SOURCE MATERIAL:
════════
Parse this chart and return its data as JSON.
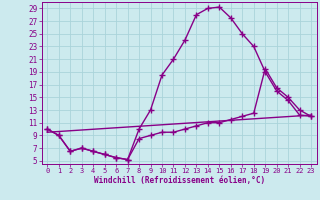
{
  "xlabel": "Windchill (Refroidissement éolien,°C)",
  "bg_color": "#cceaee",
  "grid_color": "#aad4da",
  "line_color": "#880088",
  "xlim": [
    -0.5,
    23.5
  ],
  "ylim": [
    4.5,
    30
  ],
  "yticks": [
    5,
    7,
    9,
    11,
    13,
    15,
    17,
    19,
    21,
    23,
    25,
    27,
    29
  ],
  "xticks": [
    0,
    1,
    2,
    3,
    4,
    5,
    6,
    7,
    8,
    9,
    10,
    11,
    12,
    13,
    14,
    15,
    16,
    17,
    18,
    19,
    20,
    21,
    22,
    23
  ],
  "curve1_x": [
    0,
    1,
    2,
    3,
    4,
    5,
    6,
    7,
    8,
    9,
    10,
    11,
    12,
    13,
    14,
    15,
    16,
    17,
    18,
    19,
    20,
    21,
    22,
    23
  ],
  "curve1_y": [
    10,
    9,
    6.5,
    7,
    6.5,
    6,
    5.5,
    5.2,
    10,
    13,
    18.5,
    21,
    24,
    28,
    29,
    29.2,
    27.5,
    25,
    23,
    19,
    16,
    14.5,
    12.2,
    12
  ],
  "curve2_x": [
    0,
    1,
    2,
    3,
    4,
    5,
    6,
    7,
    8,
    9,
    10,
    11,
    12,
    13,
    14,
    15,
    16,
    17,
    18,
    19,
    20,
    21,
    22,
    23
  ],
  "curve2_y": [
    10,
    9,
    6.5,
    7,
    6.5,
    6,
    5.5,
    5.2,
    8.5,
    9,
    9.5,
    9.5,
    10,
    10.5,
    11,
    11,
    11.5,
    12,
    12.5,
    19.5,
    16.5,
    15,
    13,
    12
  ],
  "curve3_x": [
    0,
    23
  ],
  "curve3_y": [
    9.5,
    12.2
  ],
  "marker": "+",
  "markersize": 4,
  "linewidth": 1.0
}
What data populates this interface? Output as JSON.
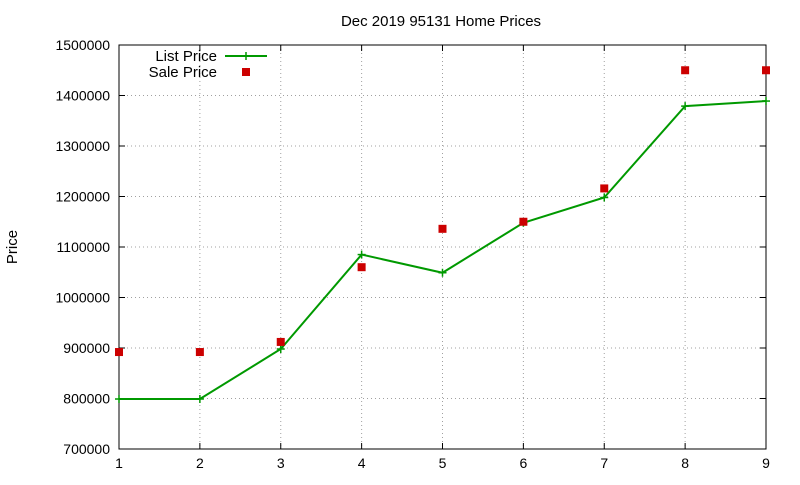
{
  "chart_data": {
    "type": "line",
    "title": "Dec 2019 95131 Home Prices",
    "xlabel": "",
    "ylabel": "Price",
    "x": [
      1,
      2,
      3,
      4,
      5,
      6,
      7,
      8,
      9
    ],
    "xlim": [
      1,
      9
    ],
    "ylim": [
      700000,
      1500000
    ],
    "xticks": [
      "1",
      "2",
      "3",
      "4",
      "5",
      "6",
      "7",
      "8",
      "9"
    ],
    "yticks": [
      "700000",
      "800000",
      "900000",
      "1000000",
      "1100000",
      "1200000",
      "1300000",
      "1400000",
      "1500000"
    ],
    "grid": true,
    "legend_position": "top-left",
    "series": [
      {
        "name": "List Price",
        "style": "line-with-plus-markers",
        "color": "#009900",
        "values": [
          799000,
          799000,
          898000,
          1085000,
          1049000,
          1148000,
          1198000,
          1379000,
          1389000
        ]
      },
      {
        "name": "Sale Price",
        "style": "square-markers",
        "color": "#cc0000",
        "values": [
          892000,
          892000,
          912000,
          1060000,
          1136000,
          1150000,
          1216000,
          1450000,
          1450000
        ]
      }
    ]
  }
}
════════
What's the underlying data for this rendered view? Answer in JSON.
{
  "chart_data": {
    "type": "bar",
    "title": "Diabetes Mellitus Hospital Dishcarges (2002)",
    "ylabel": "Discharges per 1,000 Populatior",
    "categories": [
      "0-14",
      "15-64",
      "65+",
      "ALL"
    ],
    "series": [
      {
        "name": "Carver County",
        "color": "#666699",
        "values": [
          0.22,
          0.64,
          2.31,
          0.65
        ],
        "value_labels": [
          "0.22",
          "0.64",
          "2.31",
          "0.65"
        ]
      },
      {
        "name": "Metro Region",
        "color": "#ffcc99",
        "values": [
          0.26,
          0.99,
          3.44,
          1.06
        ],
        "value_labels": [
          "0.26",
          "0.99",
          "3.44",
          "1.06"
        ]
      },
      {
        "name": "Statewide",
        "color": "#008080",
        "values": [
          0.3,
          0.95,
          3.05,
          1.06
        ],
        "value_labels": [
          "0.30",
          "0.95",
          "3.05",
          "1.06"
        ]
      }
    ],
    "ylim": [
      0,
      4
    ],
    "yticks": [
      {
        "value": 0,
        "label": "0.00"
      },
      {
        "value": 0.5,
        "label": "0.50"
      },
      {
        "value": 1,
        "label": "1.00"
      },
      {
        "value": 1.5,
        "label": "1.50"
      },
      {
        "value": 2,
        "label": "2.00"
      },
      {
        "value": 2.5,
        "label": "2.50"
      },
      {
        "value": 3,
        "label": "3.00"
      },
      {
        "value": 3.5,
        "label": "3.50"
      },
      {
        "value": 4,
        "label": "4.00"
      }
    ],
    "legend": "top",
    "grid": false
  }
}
════════
GOAL: Report only the number of lines in the data above that contain "JSON".

RESULT OF THIS EXERCISE: 3